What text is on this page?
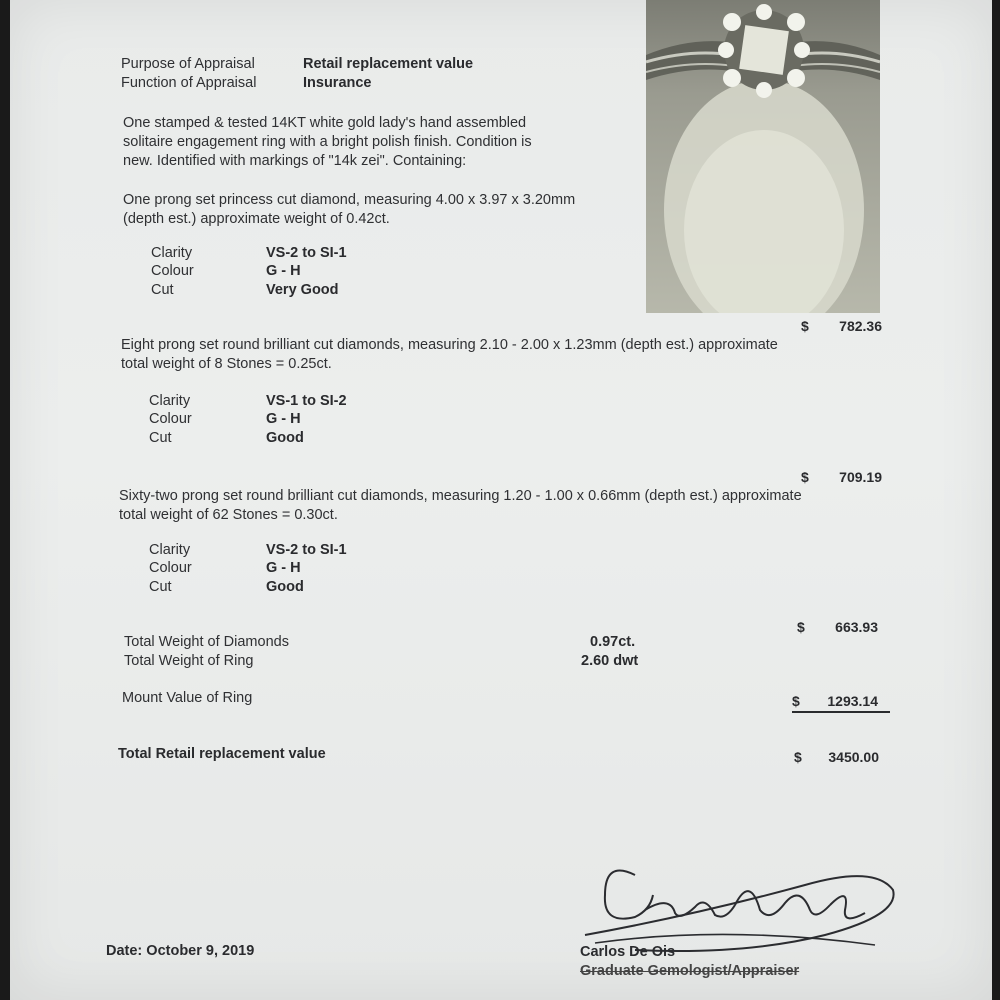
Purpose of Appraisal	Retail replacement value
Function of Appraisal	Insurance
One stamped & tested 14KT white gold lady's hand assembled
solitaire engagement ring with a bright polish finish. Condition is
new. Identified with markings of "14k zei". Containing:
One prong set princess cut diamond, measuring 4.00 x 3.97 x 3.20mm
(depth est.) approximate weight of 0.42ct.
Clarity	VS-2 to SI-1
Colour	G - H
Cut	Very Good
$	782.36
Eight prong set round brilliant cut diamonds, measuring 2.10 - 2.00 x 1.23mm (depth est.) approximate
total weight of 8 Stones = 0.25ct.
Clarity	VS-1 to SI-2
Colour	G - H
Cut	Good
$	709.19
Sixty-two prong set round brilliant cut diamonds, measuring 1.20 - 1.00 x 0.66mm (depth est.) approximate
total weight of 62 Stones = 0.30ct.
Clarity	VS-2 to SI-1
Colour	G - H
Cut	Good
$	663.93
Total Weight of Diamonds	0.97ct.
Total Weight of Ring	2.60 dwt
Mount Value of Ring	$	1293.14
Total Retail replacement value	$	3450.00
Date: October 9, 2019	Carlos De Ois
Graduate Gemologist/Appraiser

-----

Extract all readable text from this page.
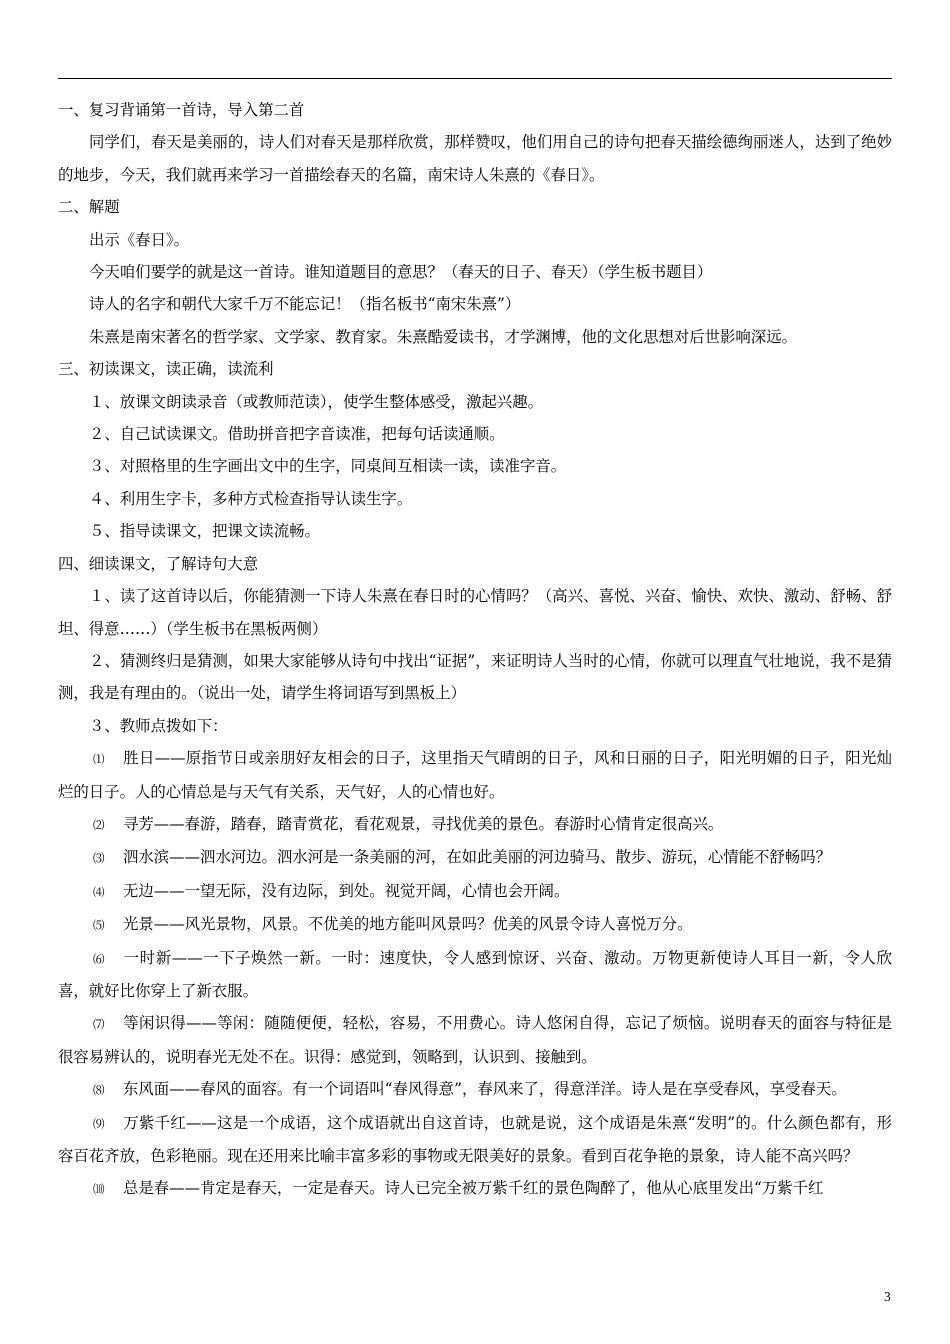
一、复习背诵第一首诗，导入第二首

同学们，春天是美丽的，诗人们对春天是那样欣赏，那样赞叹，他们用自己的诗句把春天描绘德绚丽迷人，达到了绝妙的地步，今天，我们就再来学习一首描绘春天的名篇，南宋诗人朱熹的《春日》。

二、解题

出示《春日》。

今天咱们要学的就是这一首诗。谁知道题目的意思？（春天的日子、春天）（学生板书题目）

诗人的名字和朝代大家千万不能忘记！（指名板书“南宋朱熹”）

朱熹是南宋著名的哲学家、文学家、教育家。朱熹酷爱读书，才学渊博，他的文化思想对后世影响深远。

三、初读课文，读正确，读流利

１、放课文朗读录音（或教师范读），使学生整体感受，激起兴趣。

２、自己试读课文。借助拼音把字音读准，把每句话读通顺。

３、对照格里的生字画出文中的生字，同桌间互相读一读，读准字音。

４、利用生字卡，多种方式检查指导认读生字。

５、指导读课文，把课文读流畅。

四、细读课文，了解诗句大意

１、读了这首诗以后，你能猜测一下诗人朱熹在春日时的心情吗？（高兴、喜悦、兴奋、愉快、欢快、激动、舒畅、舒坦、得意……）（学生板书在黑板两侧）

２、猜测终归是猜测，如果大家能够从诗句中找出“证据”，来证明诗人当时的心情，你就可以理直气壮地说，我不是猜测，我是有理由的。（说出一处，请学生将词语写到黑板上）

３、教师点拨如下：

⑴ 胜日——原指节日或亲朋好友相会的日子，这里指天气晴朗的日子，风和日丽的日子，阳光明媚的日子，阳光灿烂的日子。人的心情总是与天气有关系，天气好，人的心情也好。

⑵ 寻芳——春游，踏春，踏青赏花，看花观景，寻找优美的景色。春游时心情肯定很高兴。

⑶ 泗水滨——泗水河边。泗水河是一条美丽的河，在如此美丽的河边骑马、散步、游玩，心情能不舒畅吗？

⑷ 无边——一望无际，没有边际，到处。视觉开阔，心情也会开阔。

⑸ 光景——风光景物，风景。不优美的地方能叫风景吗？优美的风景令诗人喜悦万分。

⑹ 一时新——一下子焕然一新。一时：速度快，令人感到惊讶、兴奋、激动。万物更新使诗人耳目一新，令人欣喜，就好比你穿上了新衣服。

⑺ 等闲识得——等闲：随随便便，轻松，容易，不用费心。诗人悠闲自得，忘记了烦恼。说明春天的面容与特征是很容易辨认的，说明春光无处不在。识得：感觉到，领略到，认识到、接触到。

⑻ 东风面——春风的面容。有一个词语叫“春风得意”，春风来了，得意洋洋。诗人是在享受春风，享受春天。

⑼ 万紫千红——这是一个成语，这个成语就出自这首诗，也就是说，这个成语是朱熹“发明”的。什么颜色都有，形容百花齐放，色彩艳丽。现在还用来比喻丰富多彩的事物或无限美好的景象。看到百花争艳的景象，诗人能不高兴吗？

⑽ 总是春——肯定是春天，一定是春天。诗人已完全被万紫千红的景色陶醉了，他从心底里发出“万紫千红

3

-----

### TASK TO COMPLETE
Filter the entries down to the lines with the word "replacement" in them.

### RESPONSE
Purpose of Appraisal	Retail replacement value
Total Retail replacement value	$	3450.00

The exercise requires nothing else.